--- WHAT TO WORK ON ---
Print out each entry below exactly, please.

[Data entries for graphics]
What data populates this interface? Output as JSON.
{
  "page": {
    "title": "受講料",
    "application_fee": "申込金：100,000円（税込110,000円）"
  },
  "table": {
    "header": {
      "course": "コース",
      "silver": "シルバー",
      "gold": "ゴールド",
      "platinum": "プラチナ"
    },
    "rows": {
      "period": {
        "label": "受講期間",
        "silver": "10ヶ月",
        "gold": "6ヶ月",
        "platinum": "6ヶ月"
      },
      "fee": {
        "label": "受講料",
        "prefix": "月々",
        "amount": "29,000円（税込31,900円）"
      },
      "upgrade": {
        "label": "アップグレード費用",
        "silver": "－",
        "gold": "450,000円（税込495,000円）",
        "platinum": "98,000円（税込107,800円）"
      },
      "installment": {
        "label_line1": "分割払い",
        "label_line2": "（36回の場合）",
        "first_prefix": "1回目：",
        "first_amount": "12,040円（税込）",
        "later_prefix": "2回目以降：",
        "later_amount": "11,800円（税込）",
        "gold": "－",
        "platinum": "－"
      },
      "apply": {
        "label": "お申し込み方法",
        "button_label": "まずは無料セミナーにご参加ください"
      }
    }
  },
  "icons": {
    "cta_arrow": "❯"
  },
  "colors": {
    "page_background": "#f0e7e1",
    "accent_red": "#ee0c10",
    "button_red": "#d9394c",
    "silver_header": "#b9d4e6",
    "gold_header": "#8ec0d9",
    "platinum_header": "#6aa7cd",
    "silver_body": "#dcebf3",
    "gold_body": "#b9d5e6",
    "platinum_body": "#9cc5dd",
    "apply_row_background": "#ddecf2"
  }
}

--- SOLVED PROBLEM ---
What data populates this interface? Output as JSON.
{
  "page": {
    "title": "受講料",
    "application_fee": "申込金：100,000円（税込110,000円）"
  },
  "table": {
    "header": {
      "course": "コース",
      "silver": "シルバー",
      "gold": "ゴールド",
      "platinum": "プラチナ"
    },
    "rows": {
      "period": {
        "label": "受講期間",
        "silver": "10ヶ月",
        "gold": "6ヶ月",
        "platinum": "6ヶ月"
      },
      "fee": {
        "label": "受講料",
        "prefix": "月々",
        "amount": "29,000円（税込31,900円）"
      },
      "upgrade": {
        "label": "アップグレード費用",
        "silver": "－",
        "gold": "450,000円（税込495,000円）",
        "platinum": "98,000円（税込107,800円）"
      },
      "installment": {
        "label_line1": "分割払い",
        "label_line2": "（36回の場合）",
        "first_prefix": "1回目：",
        "first_amount": "12,040円（税込）",
        "later_prefix": "2回目以降：",
        "later_amount": "11,800円（税込）",
        "gold": "－",
        "platinum": "－"
      },
      "apply": {
        "label": "お申し込み方法",
        "button_label": "まずは無料セミナーにご参加ください"
      }
    }
  },
  "icons": {
    "cta_arrow": "❯"
  },
  "colors": {
    "page_background": "#f0e7e1",
    "accent_red": "#ee0c10",
    "button_red": "#d9394c",
    "silver_header": "#b9d4e6",
    "gold_header": "#8ec0d9",
    "platinum_header": "#6aa7cd",
    "silver_body": "#dcebf3",
    "gold_body": "#b9d5e6",
    "platinum_body": "#9cc5dd",
    "apply_row_background": "#ddecf2"
  }
}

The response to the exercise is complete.